*** Text excerpt

I went to see my consultant last Thursday at the Haematology clinic and my leukaemia continues to be in remission. I have a date for my chemotherapy; well I actually have a date to go into hospital for my chemo to start. It's the nineteenth of June – a Sunday. I'll get booked into the ward on that day, on the Monday I'll have a minor operation to fit a Hickman line. It is a tube that is used to give chemotherapy. The Hickman line is one type of 'long line' or 'central line'. This one will be in my chest rather than the one which I had after by bowel surgery which was in my neck. Once I've had a general aesthetic, I'm operated on under x-rays so that the surgeon can see the major blood vessels in my chest and fit the line to one of them. Once fitted the end of a Hickman line hangs out of the chest and is usually sealed off with a cap. Cool eh? I'll look very fetching with my supa-tube. I wonder if I can put Megan's glitter tape round it to make if funky!
I don't know how soon after I'm fitted with my line that the chemo will start. I've been told that I will lose all my hair so I've arranged for Charlie's cousin, Fay, to shave my head on the Saturday before I go in. Charlie is adamant that he's going to get her to shave his too 🙂 I've told him to get his own hats!

******
*** Provided records

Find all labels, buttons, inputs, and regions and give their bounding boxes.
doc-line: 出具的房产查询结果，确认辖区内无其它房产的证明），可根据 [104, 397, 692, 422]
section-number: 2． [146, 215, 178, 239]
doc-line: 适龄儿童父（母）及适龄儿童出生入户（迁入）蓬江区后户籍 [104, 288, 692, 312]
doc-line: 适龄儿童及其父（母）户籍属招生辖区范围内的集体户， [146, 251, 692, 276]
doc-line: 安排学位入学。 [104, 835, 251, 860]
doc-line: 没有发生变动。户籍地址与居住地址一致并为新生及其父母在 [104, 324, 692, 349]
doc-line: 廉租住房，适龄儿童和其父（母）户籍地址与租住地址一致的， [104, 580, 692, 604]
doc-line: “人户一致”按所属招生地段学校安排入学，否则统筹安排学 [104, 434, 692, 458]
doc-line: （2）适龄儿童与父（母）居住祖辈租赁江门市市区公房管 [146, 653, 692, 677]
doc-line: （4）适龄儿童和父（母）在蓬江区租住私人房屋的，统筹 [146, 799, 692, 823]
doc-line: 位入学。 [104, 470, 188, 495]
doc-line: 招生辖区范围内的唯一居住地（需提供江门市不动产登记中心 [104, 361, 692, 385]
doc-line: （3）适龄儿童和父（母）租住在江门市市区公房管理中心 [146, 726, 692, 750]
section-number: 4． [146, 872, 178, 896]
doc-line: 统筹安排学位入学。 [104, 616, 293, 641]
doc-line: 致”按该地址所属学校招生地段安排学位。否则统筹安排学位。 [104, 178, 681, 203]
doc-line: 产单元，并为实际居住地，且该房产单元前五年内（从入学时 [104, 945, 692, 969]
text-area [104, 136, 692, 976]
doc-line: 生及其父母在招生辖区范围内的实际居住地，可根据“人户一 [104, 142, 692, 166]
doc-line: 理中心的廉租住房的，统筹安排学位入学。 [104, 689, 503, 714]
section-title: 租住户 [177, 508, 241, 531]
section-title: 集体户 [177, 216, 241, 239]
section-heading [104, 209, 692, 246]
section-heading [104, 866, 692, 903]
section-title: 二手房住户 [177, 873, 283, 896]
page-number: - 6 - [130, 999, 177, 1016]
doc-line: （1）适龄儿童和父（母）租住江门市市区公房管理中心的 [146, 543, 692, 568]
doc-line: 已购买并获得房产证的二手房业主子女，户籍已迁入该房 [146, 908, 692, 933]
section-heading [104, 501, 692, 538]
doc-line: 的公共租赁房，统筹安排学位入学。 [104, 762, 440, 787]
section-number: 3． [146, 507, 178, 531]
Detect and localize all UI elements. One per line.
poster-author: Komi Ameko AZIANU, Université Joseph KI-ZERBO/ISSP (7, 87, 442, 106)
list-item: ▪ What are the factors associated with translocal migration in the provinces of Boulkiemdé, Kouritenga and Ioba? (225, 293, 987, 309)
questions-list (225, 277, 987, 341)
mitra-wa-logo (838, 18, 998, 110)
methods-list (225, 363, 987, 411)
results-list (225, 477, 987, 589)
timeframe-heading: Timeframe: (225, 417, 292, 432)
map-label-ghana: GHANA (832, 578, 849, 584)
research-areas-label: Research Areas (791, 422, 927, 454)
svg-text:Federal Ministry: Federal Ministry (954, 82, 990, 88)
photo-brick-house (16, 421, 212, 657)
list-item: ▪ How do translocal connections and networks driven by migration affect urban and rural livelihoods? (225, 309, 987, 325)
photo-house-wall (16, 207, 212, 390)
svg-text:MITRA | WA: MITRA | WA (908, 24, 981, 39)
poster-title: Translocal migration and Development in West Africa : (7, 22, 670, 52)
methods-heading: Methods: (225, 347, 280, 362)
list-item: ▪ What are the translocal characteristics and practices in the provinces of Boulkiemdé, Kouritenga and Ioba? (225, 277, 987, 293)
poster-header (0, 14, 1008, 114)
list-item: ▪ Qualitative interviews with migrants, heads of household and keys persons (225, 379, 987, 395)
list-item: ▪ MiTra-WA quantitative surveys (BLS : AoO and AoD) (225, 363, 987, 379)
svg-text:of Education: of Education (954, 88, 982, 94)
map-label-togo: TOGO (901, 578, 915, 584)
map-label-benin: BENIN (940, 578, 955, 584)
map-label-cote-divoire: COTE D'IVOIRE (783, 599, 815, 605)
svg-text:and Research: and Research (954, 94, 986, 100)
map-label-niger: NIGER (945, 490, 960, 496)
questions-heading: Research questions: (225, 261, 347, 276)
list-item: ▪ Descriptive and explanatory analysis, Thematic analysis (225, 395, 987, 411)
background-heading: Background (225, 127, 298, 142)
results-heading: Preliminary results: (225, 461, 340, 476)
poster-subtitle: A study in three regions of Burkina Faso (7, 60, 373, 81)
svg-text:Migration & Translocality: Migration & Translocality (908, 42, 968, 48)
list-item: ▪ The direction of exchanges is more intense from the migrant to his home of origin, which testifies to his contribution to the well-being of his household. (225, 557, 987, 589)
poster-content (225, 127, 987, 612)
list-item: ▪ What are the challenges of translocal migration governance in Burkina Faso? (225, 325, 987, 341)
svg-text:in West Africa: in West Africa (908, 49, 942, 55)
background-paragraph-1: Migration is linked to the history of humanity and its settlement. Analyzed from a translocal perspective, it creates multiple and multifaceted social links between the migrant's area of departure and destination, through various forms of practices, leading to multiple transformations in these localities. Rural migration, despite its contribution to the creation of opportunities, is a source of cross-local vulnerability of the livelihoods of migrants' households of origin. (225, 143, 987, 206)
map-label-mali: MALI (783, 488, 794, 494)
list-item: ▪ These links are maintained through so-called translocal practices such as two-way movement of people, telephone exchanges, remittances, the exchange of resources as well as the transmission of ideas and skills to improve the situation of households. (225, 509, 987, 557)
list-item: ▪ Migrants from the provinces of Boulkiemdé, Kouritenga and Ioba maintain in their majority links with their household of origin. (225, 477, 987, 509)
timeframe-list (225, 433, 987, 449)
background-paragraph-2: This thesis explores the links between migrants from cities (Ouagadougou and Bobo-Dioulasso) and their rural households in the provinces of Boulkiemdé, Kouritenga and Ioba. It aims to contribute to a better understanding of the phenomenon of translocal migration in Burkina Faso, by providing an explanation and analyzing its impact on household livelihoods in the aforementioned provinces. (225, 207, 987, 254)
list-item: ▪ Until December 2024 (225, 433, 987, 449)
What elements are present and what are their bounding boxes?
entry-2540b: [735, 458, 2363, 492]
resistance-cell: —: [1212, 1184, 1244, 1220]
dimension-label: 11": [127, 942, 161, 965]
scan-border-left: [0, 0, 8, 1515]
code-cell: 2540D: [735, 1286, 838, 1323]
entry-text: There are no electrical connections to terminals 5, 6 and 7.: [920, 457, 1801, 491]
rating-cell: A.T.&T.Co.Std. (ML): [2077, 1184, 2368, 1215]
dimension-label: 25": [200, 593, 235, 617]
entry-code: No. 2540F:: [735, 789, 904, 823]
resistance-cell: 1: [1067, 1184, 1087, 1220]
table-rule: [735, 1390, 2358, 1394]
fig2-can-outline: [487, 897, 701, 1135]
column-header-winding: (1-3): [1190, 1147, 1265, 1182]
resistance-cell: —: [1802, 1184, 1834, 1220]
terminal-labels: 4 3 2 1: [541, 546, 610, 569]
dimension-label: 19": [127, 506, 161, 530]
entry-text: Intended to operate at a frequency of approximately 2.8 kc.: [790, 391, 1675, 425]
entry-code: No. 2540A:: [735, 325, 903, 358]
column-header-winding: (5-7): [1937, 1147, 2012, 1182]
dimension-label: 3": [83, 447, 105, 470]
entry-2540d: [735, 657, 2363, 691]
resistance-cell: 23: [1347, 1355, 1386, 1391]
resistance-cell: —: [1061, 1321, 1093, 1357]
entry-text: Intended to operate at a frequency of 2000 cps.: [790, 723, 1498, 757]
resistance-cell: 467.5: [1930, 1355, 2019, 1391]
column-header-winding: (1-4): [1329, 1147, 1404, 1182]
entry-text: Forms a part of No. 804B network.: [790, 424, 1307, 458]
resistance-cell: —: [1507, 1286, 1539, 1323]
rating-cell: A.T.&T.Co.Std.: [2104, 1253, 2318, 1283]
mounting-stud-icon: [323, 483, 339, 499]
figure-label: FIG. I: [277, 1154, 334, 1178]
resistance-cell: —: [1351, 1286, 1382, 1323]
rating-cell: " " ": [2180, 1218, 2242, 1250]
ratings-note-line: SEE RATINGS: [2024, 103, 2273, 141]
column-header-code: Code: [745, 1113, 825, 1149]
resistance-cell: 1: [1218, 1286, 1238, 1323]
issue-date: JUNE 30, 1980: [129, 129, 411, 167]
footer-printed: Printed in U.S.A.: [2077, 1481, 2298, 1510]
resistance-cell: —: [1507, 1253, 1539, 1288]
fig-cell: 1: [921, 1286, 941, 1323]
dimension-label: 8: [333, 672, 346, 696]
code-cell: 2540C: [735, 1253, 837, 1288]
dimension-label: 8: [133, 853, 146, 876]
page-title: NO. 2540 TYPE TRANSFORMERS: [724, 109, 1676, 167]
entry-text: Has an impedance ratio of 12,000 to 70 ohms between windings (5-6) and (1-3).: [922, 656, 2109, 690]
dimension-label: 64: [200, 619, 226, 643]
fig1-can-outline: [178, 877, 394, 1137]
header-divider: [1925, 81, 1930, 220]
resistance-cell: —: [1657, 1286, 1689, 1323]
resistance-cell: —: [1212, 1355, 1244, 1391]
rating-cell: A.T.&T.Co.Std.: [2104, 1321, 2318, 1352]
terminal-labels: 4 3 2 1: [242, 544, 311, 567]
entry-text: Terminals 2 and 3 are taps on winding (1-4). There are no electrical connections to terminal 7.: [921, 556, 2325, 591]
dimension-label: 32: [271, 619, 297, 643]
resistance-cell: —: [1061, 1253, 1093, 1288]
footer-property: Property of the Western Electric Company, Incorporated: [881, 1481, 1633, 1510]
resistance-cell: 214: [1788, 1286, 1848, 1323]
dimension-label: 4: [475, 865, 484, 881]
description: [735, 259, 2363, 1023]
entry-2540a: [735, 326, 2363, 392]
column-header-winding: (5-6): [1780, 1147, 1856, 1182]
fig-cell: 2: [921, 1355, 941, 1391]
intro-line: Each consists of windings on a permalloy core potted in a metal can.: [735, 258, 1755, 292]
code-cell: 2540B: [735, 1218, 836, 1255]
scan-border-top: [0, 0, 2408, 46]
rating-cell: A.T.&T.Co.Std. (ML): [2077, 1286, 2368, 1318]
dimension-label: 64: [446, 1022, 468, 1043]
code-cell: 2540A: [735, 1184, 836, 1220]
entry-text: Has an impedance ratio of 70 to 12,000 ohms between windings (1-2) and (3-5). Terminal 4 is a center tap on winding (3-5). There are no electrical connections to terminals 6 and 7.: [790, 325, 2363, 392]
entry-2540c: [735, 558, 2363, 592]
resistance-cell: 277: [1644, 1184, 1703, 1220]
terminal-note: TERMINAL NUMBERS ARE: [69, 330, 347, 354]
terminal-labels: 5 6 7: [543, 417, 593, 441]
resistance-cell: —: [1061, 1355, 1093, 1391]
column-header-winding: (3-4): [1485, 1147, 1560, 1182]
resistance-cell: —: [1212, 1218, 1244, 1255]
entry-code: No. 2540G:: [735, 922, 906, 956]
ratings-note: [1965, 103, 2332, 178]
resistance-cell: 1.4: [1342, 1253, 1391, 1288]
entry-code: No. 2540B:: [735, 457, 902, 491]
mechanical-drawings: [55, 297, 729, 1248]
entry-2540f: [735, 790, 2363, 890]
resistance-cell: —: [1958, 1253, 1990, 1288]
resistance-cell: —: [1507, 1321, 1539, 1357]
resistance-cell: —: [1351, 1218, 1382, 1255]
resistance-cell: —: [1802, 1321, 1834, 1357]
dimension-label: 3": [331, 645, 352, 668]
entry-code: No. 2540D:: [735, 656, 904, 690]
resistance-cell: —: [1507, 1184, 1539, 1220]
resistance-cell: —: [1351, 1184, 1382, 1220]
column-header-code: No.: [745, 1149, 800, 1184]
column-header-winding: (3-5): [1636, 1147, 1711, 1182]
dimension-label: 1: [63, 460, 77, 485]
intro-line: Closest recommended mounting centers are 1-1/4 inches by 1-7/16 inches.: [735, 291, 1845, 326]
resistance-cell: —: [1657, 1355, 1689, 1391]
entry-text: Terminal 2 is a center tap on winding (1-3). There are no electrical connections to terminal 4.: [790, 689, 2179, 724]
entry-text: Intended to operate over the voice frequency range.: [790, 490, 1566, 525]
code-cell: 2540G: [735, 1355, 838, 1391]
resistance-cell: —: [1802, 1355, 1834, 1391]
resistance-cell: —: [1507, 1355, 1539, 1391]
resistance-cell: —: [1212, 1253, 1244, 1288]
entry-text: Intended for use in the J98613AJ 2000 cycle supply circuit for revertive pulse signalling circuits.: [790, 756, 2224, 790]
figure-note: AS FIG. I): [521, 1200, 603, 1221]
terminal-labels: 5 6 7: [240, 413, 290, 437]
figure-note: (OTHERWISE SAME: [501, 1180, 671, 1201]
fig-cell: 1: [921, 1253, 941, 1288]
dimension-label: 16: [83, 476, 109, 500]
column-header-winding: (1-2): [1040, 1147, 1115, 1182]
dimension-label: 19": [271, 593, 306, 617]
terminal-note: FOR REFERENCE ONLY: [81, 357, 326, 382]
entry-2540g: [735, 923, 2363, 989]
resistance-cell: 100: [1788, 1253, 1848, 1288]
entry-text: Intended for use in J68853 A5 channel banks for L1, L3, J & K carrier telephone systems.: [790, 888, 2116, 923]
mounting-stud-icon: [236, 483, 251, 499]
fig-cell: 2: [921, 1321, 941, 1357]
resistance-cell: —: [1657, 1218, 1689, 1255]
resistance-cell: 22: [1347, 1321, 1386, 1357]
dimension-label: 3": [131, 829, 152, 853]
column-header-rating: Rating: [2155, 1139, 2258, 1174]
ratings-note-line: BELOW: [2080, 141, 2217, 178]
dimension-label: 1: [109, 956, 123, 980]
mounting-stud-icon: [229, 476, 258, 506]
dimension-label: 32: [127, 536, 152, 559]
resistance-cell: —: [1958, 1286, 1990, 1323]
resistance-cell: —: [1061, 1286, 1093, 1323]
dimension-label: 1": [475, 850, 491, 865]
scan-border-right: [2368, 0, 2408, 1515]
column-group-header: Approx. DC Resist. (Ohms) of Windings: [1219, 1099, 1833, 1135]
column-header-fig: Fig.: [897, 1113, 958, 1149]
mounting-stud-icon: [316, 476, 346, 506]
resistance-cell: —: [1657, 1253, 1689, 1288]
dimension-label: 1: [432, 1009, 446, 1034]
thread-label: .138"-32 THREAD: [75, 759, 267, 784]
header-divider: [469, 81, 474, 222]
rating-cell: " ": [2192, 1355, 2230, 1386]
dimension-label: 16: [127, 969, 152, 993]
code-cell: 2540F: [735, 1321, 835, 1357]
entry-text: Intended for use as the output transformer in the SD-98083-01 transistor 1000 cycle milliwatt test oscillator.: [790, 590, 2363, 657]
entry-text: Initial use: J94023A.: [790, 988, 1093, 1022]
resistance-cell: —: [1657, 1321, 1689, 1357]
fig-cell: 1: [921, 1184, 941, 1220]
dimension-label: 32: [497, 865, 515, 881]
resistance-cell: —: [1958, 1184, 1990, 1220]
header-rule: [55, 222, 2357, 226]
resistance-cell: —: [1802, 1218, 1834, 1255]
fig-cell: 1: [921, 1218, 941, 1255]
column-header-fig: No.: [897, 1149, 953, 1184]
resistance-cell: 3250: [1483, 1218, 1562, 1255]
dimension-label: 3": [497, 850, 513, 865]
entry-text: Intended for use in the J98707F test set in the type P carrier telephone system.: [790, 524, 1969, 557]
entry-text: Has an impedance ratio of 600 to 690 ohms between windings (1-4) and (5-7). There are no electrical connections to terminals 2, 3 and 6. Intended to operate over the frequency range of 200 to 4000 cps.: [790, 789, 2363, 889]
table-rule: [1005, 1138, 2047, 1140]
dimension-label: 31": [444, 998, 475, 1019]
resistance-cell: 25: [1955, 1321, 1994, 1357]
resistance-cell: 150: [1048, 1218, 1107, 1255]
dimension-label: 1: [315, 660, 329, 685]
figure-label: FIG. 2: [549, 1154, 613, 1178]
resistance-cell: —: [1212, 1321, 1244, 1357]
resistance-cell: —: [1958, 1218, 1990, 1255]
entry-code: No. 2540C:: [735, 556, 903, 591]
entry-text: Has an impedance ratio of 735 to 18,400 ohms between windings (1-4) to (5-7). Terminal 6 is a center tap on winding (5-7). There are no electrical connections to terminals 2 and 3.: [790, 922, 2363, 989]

******

What to do:
1. Using the blog post about the chemotherapy plan, state whether each statement agrees with it: (a) the hospital admission falls on a Sunday; (b) the writer knows how soon the chemotherapy will begin once the line is in place; (c) Fay is Charlie's cousin. For each, answer yes or no and quote the deciding words from the post.
2. List every day of the week named in the blog post about the chemotherapy plan.
3. Quote the blog post about the chemotherapy plan between "I don't know" and "his own hats!", inclusive.

Answers below:
1.
(a) Yes: "It's the nineteenth of June – a Sunday."
(b) No: "I don't know how soon after I'm fitted with my line that the chemo will start."
(c) Yes: "I've arranged for Charlie's cousin, Fay, to shave my head on the Saturday before I go in."

2. Thursday, Sunday, Monday, Saturday

3.
I don't know how soon after I'm fitted with my line that the chemo will start. I've been told that I will lose all my hair so I've arranged for Charlie's cousin, Fay, to shave my head on the Saturday before I go in. Charlie is adamant that he's going to get her to shave his too 🙂 I've told him to get his own hats!